** START OF EXTRACTED RECORDS **

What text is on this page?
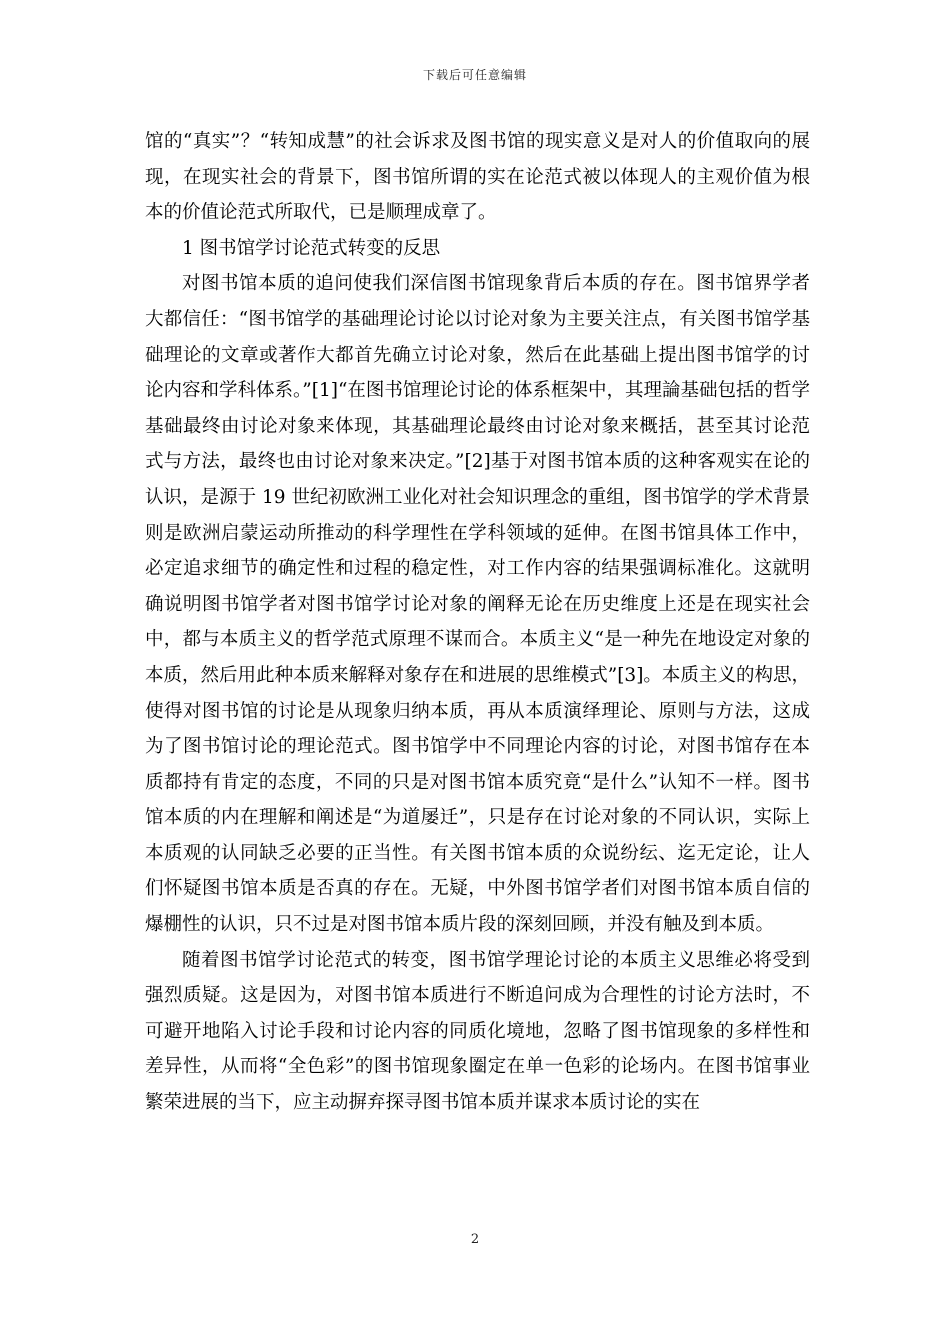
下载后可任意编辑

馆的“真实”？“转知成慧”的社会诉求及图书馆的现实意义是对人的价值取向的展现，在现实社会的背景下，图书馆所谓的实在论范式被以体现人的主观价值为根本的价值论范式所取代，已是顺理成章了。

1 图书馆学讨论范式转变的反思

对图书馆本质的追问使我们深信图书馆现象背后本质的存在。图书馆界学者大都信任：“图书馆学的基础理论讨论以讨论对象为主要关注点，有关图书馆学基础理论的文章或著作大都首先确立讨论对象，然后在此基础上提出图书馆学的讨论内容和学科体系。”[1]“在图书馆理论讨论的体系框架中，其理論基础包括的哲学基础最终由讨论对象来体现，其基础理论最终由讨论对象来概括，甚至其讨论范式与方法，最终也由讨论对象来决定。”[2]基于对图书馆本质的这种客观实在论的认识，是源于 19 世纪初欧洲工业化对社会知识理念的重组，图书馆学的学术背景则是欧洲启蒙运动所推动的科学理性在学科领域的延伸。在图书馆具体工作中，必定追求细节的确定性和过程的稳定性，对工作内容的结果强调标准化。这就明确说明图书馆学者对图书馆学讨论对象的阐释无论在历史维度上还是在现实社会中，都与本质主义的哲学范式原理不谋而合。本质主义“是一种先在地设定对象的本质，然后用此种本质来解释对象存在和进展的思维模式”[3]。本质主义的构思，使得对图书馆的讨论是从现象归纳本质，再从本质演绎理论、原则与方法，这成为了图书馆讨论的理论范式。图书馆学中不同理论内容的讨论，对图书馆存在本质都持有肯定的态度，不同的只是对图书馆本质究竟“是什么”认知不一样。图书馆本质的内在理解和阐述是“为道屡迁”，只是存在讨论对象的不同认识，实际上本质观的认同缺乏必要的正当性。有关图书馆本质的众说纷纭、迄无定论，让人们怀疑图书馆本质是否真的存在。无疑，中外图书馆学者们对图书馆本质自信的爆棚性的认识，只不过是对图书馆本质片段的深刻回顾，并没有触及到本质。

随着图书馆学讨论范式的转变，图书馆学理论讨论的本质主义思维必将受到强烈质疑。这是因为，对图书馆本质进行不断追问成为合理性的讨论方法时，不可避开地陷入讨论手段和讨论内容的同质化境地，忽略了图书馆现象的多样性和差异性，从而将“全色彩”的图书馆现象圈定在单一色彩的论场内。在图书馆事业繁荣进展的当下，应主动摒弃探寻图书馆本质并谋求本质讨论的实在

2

** END OF EXTRACTED RECORDS **
** START OF EXTRACTED RECORDS **

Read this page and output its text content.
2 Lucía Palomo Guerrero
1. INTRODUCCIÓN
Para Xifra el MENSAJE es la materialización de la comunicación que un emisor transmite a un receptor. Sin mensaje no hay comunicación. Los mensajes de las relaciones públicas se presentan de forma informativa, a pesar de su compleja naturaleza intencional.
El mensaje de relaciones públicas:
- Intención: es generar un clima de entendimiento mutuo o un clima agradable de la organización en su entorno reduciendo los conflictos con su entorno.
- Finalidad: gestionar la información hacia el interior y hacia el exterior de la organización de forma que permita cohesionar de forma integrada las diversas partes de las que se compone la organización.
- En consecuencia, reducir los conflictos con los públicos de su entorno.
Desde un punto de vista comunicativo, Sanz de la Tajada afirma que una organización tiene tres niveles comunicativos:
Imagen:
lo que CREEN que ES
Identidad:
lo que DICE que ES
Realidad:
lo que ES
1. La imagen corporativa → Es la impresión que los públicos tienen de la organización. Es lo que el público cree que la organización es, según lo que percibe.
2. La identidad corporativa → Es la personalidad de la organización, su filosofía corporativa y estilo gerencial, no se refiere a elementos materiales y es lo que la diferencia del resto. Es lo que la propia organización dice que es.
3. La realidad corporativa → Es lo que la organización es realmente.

** END OF EXTRACTED RECORDS **
** START OF EXTRACTED RECORDS **

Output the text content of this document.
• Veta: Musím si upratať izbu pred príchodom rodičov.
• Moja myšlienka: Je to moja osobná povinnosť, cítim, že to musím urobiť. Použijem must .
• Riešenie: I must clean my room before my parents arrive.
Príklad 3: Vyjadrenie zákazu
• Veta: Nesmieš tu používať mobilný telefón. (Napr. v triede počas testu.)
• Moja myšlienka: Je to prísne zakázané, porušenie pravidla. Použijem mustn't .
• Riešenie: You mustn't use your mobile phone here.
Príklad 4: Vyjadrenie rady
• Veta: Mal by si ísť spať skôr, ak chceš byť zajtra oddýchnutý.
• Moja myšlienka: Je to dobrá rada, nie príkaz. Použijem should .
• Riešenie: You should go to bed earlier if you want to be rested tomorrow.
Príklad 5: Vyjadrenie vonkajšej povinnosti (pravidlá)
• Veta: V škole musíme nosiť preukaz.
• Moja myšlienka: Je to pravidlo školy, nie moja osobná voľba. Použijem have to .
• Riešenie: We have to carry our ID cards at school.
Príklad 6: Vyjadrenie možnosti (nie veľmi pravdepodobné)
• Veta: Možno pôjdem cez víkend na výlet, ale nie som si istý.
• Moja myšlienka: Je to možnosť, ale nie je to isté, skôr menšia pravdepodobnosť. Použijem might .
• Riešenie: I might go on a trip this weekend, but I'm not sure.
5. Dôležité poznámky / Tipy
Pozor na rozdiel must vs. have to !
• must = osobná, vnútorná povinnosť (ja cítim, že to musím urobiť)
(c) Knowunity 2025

** END OF EXTRACTED RECORDS **

▶ [TASK DESCRIPTION] Show the lines of the records that contain the word "text".

▶ [OUTPUT]
What text is on this page?
Read this page and output its text content.
Output the text content of this document.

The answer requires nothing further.